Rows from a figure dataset
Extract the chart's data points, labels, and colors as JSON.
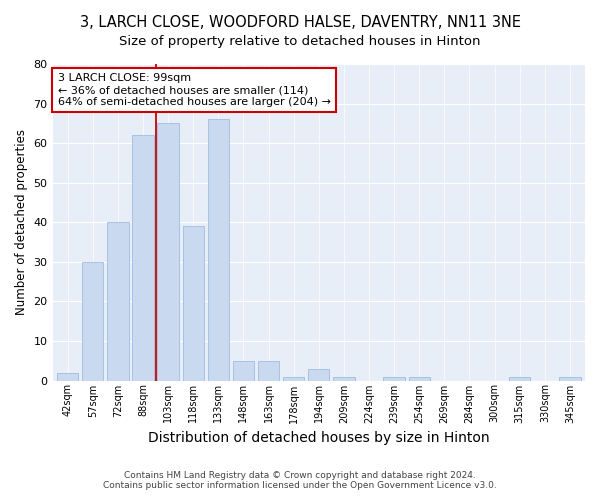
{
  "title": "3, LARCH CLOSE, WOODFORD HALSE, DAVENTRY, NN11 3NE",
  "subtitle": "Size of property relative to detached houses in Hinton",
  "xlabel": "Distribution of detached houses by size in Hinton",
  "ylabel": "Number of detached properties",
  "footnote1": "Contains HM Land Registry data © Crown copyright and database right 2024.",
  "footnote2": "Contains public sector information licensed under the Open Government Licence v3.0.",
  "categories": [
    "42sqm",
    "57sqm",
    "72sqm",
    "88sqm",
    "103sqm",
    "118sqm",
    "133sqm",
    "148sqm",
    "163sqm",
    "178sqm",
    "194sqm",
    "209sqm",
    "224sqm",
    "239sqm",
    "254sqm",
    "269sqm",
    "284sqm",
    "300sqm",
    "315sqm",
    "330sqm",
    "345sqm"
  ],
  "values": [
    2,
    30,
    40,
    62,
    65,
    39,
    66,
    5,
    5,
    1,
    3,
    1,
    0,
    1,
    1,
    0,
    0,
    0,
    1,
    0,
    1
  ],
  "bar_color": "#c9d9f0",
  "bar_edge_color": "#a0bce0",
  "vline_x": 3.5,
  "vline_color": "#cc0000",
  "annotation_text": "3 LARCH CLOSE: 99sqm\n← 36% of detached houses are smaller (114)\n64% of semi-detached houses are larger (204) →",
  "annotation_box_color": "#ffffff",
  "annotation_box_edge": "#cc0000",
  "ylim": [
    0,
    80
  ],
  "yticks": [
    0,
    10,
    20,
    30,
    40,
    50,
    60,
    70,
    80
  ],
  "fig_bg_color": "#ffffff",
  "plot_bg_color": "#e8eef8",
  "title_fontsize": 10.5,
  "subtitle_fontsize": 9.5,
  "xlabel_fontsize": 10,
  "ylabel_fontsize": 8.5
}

__Set exercise__
Nothing but the pictures may be dropped; output the records above exactly.

__Expected output__
Extract the chart's data points, labels, and colors as JSON.
{
  "title": "3, LARCH CLOSE, WOODFORD HALSE, DAVENTRY, NN11 3NE",
  "subtitle": "Size of property relative to detached houses in Hinton",
  "xlabel": "Distribution of detached houses by size in Hinton",
  "ylabel": "Number of detached properties",
  "footnote1": "Contains HM Land Registry data © Crown copyright and database right 2024.",
  "footnote2": "Contains public sector information licensed under the Open Government Licence v3.0.",
  "categories": [
    "42sqm",
    "57sqm",
    "72sqm",
    "88sqm",
    "103sqm",
    "118sqm",
    "133sqm",
    "148sqm",
    "163sqm",
    "178sqm",
    "194sqm",
    "209sqm",
    "224sqm",
    "239sqm",
    "254sqm",
    "269sqm",
    "284sqm",
    "300sqm",
    "315sqm",
    "330sqm",
    "345sqm"
  ],
  "values": [
    2,
    30,
    40,
    62,
    65,
    39,
    66,
    5,
    5,
    1,
    3,
    1,
    0,
    1,
    1,
    0,
    0,
    0,
    1,
    0,
    1
  ],
  "bar_color": "#c9d9f0",
  "bar_edge_color": "#a0bce0",
  "vline_x": 3.5,
  "vline_color": "#cc0000",
  "annotation_text": "3 LARCH CLOSE: 99sqm\n← 36% of detached houses are smaller (114)\n64% of semi-detached houses are larger (204) →",
  "annotation_box_color": "#ffffff",
  "annotation_box_edge": "#cc0000",
  "ylim": [
    0,
    80
  ],
  "yticks": [
    0,
    10,
    20,
    30,
    40,
    50,
    60,
    70,
    80
  ],
  "fig_bg_color": "#ffffff",
  "plot_bg_color": "#e8eef8",
  "title_fontsize": 10.5,
  "subtitle_fontsize": 9.5,
  "xlabel_fontsize": 10,
  "ylabel_fontsize": 8.5
}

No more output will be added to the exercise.